--- Records for this exercise ---

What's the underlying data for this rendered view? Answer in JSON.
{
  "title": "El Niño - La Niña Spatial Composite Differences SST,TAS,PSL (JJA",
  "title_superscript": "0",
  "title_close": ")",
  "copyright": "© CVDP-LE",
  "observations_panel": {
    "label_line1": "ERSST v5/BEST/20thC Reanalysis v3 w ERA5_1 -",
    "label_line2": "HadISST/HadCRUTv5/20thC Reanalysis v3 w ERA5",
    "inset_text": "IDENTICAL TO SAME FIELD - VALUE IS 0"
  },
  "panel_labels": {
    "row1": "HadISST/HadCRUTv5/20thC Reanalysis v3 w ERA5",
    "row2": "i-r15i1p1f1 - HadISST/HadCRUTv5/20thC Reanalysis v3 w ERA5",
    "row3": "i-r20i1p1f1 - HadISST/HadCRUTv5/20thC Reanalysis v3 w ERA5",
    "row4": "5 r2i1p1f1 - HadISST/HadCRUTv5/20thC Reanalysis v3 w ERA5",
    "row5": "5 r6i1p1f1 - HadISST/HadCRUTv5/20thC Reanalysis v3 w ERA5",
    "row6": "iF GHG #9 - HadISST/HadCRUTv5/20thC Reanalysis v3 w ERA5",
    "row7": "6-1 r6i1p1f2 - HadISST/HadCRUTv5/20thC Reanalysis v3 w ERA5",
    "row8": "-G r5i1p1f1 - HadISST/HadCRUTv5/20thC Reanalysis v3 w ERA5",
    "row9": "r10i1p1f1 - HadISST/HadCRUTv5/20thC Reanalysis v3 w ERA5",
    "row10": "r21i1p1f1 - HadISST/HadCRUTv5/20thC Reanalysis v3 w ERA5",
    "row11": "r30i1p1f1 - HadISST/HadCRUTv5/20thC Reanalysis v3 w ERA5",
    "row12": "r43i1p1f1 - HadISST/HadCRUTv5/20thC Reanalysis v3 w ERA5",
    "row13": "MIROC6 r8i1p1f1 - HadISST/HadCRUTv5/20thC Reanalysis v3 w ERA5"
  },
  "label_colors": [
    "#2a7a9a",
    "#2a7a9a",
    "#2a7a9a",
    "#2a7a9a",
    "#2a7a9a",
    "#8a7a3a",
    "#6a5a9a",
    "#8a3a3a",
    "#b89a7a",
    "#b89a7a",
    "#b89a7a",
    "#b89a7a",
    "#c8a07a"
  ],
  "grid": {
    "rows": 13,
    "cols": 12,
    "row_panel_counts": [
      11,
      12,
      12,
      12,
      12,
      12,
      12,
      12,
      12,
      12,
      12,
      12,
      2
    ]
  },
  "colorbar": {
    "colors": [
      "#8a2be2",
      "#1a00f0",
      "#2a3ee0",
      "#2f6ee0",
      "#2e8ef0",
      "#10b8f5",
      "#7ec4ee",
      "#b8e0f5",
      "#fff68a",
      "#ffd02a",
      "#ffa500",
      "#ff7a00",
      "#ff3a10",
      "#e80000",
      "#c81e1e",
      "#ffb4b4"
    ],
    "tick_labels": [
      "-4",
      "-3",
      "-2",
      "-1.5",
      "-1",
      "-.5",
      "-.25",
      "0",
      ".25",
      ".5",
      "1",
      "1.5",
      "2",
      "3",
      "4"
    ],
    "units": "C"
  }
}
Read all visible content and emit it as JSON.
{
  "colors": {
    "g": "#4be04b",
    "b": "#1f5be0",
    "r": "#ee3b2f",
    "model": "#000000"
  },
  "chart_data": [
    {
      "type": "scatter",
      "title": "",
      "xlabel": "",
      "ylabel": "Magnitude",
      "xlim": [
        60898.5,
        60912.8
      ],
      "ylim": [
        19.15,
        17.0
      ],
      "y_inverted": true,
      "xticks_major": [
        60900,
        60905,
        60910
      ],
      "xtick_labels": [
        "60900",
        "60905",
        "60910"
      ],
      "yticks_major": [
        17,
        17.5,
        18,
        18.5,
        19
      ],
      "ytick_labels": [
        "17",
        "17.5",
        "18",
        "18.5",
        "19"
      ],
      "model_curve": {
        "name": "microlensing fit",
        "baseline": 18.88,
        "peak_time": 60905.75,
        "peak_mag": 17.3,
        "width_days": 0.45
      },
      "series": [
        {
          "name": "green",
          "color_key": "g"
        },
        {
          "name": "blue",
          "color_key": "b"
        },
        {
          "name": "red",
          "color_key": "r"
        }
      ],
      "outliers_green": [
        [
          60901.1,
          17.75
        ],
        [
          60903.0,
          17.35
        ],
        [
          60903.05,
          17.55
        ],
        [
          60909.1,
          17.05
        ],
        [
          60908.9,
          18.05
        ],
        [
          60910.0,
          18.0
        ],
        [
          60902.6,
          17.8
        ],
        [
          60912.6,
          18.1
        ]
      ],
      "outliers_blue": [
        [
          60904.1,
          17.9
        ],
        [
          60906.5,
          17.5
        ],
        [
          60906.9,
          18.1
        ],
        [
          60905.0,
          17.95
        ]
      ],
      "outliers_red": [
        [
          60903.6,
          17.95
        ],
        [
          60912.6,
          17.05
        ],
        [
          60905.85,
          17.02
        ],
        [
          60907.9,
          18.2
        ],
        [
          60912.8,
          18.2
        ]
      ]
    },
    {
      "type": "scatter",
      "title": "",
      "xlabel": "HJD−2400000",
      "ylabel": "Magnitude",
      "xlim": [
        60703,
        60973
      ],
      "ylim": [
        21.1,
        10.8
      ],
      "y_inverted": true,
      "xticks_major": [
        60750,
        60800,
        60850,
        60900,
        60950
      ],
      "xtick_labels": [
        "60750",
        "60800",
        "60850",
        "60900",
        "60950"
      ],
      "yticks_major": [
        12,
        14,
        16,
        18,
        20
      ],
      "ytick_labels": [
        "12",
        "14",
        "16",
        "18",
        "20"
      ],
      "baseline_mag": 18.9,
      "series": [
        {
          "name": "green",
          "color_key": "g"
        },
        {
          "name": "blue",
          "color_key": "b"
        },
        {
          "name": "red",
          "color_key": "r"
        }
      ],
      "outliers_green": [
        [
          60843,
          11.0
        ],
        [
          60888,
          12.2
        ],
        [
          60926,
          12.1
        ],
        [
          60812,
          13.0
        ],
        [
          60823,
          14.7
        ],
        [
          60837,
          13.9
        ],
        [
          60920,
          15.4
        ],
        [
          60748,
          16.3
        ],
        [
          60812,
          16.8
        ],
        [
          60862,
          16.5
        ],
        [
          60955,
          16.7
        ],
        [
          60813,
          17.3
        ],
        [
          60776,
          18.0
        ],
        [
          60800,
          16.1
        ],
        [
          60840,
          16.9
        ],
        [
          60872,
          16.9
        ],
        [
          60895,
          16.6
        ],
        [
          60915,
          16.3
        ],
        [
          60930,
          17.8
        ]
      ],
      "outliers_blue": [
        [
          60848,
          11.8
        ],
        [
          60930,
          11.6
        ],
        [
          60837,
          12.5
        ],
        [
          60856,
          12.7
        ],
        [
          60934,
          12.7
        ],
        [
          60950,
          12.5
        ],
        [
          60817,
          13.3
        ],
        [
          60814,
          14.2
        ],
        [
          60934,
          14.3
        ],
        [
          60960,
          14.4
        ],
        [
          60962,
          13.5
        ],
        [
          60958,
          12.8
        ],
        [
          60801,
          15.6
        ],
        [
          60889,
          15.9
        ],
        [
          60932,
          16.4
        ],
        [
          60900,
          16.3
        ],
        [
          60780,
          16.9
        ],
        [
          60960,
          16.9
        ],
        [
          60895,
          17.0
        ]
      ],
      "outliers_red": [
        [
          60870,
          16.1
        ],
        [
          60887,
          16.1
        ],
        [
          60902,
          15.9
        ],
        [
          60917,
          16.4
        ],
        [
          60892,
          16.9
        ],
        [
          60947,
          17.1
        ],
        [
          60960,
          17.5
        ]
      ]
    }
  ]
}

--- Given instruction ---
Each entry above needs to be retyped exactly.

--- Answer to this exercise ---
What's the underlying data for this rendered view? Answer in JSON.
{
  "title": "El Niño - La Niña Spatial Composite Differences SST,TAS,PSL (JJA",
  "title_superscript": "0",
  "title_close": ")",
  "copyright": "© CVDP-LE",
  "observations_panel": {
    "label_line1": "ERSST v5/BEST/20thC Reanalysis v3 w ERA5_1 -",
    "label_line2": "HadISST/HadCRUTv5/20thC Reanalysis v3 w ERA5",
    "inset_text": "IDENTICAL TO SAME FIELD - VALUE IS 0"
  },
  "panel_labels": {
    "row1": "HadISST/HadCRUTv5/20thC Reanalysis v3 w ERA5",
    "row2": "i-r15i1p1f1 - HadISST/HadCRUTv5/20thC Reanalysis v3 w ERA5",
    "row3": "i-r20i1p1f1 - HadISST/HadCRUTv5/20thC Reanalysis v3 w ERA5",
    "row4": "5 r2i1p1f1 - HadISST/HadCRUTv5/20thC Reanalysis v3 w ERA5",
    "row5": "5 r6i1p1f1 - HadISST/HadCRUTv5/20thC Reanalysis v3 w ERA5",
    "row6": "iF GHG #9 - HadISST/HadCRUTv5/20thC Reanalysis v3 w ERA5",
    "row7": "6-1 r6i1p1f2 - HadISST/HadCRUTv5/20thC Reanalysis v3 w ERA5",
    "row8": "-G r5i1p1f1 - HadISST/HadCRUTv5/20thC Reanalysis v3 w ERA5",
    "row9": "r10i1p1f1 - HadISST/HadCRUTv5/20thC Reanalysis v3 w ERA5",
    "row10": "r21i1p1f1 - HadISST/HadCRUTv5/20thC Reanalysis v3 w ERA5",
    "row11": "r30i1p1f1 - HadISST/HadCRUTv5/20thC Reanalysis v3 w ERA5",
    "row12": "r43i1p1f1 - HadISST/HadCRUTv5/20thC Reanalysis v3 w ERA5",
    "row13": "MIROC6 r8i1p1f1 - HadISST/HadCRUTv5/20thC Reanalysis v3 w ERA5"
  },
  "label_colors": [
    "#2a7a9a",
    "#2a7a9a",
    "#2a7a9a",
    "#2a7a9a",
    "#2a7a9a",
    "#8a7a3a",
    "#6a5a9a",
    "#8a3a3a",
    "#b89a7a",
    "#b89a7a",
    "#b89a7a",
    "#b89a7a",
    "#c8a07a"
  ],
  "grid": {
    "rows": 13,
    "cols": 12,
    "row_panel_counts": [
      11,
      12,
      12,
      12,
      12,
      12,
      12,
      12,
      12,
      12,
      12,
      12,
      2
    ]
  },
  "colorbar": {
    "colors": [
      "#8a2be2",
      "#1a00f0",
      "#2a3ee0",
      "#2f6ee0",
      "#2e8ef0",
      "#10b8f5",
      "#7ec4ee",
      "#b8e0f5",
      "#fff68a",
      "#ffd02a",
      "#ffa500",
      "#ff7a00",
      "#ff3a10",
      "#e80000",
      "#c81e1e",
      "#ffb4b4"
    ],
    "tick_labels": [
      "-4",
      "-3",
      "-2",
      "-1.5",
      "-1",
      "-.5",
      "-.25",
      "0",
      ".25",
      ".5",
      "1",
      "1.5",
      "2",
      "3",
      "4"
    ],
    "units": "C"
  }
}
Read all visible content and emit it as JSON.
{
  "colors": {
    "g": "#4be04b",
    "b": "#1f5be0",
    "r": "#ee3b2f",
    "model": "#000000"
  },
  "chart_data": [
    {
      "type": "scatter",
      "title": "",
      "xlabel": "",
      "ylabel": "Magnitude",
      "xlim": [
        60898.5,
        60912.8
      ],
      "ylim": [
        19.15,
        17.0
      ],
      "y_inverted": true,
      "xticks_major": [
        60900,
        60905,
        60910
      ],
      "xtick_labels": [
        "60900",
        "60905",
        "60910"
      ],
      "yticks_major": [
        17,
        17.5,
        18,
        18.5,
        19
      ],
      "ytick_labels": [
        "17",
        "17.5",
        "18",
        "18.5",
        "19"
      ],
      "model_curve": {
        "name": "microlensing fit",
        "baseline": 18.88,
        "peak_time": 60905.75,
        "peak_mag": 17.3,
        "width_days": 0.45
      },
      "series": [
        {
          "name": "green",
          "color_key": "g"
        },
        {
          "name": "blue",
          "color_key": "b"
        },
        {
          "name": "red",
          "color_key": "r"
        }
      ],
      "outliers_green": [
        [
          60901.1,
          17.75
        ],
        [
          60903.0,
          17.35
        ],
        [
          60903.05,
          17.55
        ],
        [
          60909.1,
          17.05
        ],
        [
          60908.9,
          18.05
        ],
        [
          60910.0,
          18.0
        ],
        [
          60902.6,
          17.8
        ],
        [
          60912.6,
          18.1
        ]
      ],
      "outliers_blue": [
        [
          60904.1,
          17.9
        ],
        [
          60906.5,
          17.5
        ],
        [
          60906.9,
          18.1
        ],
        [
          60905.0,
          17.95
        ]
      ],
      "outliers_red": [
        [
          60903.6,
          17.95
        ],
        [
          60912.6,
          17.05
        ],
        [
          60905.85,
          17.02
        ],
        [
          60907.9,
          18.2
        ],
        [
          60912.8,
          18.2
        ]
      ]
    },
    {
      "type": "scatter",
      "title": "",
      "xlabel": "HJD−2400000",
      "ylabel": "Magnitude",
      "xlim": [
        60703,
        60973
      ],
      "ylim": [
        21.1,
        10.8
      ],
      "y_inverted": true,
      "xticks_major": [
        60750,
        60800,
        60850,
        60900,
        60950
      ],
      "xtick_labels": [
        "60750",
        "60800",
        "60850",
        "60900",
        "60950"
      ],
      "yticks_major": [
        12,
        14,
        16,
        18,
        20
      ],
      "ytick_labels": [
        "12",
        "14",
        "16",
        "18",
        "20"
      ],
      "baseline_mag": 18.9,
      "series": [
        {
          "name": "green",
          "color_key": "g"
        },
        {
          "name": "blue",
          "color_key": "b"
        },
        {
          "name": "red",
          "color_key": "r"
        }
      ],
      "outliers_green": [
        [
          60843,
          11.0
        ],
        [
          60888,
          12.2
        ],
        [
          60926,
          12.1
        ],
        [
          60812,
          13.0
        ],
        [
          60823,
          14.7
        ],
        [
          60837,
          13.9
        ],
        [
          60920,
          15.4
        ],
        [
          60748,
          16.3
        ],
        [
          60812,
          16.8
        ],
        [
          60862,
          16.5
        ],
        [
          60955,
          16.7
        ],
        [
          60813,
          17.3
        ],
        [
          60776,
          18.0
        ],
        [
          60800,
          16.1
        ],
        [
          60840,
          16.9
        ],
        [
          60872,
          16.9
        ],
        [
          60895,
          16.6
        ],
        [
          60915,
          16.3
        ],
        [
          60930,
          17.8
        ]
      ],
      "outliers_blue": [
        [
          60848,
          11.8
        ],
        [
          60930,
          11.6
        ],
        [
          60837,
          12.5
        ],
        [
          60856,
          12.7
        ],
        [
          60934,
          12.7
        ],
        [
          60950,
          12.5
        ],
        [
          60817,
          13.3
        ],
        [
          60814,
          14.2
        ],
        [
          60934,
          14.3
        ],
        [
          60960,
          14.4
        ],
        [
          60962,
          13.5
        ],
        [
          60958,
          12.8
        ],
        [
          60801,
          15.6
        ],
        [
          60889,
          15.9
        ],
        [
          60932,
          16.4
        ],
        [
          60900,
          16.3
        ],
        [
          60780,
          16.9
        ],
        [
          60960,
          16.9
        ],
        [
          60895,
          17.0
        ]
      ],
      "outliers_red": [
        [
          60870,
          16.1
        ],
        [
          60887,
          16.1
        ],
        [
          60902,
          15.9
        ],
        [
          60917,
          16.4
        ],
        [
          60892,
          16.9
        ],
        [
          60947,
          17.1
        ],
        [
          60960,
          17.5
        ]
      ]
    }
  ]
}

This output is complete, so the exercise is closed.